### Set exercise
Look through the data below and return each line where "tiene" appears.

### Data for processing
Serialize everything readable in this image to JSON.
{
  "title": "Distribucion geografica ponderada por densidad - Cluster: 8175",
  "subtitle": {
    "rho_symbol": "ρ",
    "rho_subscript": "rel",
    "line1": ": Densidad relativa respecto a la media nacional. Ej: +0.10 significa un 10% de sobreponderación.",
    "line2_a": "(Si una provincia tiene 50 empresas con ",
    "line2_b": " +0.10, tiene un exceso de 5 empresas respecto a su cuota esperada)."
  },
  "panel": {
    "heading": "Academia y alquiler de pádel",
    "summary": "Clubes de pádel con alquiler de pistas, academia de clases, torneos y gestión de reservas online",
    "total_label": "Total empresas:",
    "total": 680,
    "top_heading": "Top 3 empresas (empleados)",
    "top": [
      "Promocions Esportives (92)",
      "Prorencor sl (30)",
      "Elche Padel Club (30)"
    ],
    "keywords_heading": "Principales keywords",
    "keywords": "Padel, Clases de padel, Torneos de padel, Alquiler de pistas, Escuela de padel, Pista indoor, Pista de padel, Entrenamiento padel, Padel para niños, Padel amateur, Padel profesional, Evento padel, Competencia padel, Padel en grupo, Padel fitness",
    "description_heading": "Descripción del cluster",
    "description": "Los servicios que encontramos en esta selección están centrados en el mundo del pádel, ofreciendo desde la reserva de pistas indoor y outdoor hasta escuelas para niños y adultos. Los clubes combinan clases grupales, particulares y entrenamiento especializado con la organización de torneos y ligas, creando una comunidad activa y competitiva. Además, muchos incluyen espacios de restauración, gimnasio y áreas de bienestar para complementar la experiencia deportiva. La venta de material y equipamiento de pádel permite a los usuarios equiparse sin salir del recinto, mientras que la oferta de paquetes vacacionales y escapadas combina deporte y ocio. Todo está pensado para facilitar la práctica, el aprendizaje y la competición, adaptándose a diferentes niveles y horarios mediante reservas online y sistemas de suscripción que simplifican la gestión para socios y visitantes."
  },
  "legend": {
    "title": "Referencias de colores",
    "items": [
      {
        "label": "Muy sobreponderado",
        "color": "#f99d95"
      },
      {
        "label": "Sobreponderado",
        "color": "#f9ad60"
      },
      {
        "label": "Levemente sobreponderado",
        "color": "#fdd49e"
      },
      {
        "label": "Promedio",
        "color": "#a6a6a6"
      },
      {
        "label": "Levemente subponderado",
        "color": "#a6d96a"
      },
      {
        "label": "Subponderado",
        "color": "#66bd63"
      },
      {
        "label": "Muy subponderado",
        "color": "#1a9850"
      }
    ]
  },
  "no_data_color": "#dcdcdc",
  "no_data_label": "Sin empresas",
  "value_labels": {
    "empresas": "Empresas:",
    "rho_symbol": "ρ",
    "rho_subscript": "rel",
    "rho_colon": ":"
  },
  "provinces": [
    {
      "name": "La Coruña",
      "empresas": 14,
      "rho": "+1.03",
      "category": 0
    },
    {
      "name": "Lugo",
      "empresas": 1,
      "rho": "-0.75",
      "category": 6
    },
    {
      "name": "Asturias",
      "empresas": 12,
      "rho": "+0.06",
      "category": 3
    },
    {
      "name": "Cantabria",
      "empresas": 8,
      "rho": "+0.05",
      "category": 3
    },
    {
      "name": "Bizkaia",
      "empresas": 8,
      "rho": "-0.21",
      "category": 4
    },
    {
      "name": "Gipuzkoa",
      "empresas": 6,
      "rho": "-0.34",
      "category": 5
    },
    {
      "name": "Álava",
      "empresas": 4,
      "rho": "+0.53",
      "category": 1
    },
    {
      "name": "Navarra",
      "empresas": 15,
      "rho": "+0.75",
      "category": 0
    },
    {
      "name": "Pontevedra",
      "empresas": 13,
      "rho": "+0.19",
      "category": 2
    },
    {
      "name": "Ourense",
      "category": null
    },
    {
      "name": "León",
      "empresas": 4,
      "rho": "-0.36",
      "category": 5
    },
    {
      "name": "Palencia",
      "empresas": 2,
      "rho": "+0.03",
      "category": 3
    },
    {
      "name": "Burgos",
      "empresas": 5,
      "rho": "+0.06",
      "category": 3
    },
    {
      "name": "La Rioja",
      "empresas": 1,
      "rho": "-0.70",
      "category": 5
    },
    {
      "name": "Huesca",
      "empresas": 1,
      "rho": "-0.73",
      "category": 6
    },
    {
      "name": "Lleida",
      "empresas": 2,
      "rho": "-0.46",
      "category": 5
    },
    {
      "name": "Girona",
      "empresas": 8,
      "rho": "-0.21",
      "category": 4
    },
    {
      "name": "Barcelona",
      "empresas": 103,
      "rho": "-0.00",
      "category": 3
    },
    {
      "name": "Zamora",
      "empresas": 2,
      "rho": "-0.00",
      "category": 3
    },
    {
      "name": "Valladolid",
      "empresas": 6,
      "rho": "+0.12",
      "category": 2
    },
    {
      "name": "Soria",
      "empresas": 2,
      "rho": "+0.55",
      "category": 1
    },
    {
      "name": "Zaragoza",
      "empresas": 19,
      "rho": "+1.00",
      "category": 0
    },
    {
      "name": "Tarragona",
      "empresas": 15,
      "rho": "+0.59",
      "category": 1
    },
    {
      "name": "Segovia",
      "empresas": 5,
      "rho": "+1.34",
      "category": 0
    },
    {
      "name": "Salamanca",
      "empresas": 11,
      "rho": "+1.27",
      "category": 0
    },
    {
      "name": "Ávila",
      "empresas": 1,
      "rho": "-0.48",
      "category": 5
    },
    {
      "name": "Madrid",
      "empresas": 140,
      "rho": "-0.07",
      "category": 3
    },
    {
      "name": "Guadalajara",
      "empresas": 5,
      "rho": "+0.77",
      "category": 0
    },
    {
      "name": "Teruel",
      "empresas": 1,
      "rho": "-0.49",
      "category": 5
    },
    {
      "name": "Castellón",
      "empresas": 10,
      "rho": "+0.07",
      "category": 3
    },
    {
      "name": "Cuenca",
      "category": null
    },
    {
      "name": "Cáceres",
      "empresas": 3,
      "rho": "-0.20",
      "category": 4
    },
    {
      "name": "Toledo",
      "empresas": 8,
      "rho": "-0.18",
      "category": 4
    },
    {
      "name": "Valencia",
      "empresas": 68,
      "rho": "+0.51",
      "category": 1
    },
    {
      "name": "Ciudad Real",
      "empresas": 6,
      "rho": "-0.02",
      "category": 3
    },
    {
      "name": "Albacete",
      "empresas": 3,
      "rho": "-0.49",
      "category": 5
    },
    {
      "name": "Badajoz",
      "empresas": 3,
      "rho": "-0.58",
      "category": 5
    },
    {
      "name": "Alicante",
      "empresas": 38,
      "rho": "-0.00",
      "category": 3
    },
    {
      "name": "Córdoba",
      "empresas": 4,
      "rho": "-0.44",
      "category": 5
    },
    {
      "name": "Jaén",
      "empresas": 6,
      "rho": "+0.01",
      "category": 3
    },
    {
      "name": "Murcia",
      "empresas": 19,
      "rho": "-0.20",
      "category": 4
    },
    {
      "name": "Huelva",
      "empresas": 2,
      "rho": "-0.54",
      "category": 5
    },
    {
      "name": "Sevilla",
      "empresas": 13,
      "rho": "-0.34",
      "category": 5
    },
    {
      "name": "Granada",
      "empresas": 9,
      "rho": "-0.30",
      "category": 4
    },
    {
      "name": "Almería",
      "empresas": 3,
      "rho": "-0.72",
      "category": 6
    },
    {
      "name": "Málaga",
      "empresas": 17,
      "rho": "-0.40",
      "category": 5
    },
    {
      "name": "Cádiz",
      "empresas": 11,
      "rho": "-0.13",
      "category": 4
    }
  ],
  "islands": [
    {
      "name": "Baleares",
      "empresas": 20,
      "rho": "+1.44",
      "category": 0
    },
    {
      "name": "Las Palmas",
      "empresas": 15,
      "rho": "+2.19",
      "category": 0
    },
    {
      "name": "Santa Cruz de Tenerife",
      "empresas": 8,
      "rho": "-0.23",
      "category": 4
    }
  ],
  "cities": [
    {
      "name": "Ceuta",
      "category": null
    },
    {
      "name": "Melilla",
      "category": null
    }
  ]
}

### Result of this task
    "line2_a": "(Si una provincia tiene 50 empresas con ",
    "line2_b": " +0.10, tiene un exceso de 5 empresas respecto a su cuota esperada)."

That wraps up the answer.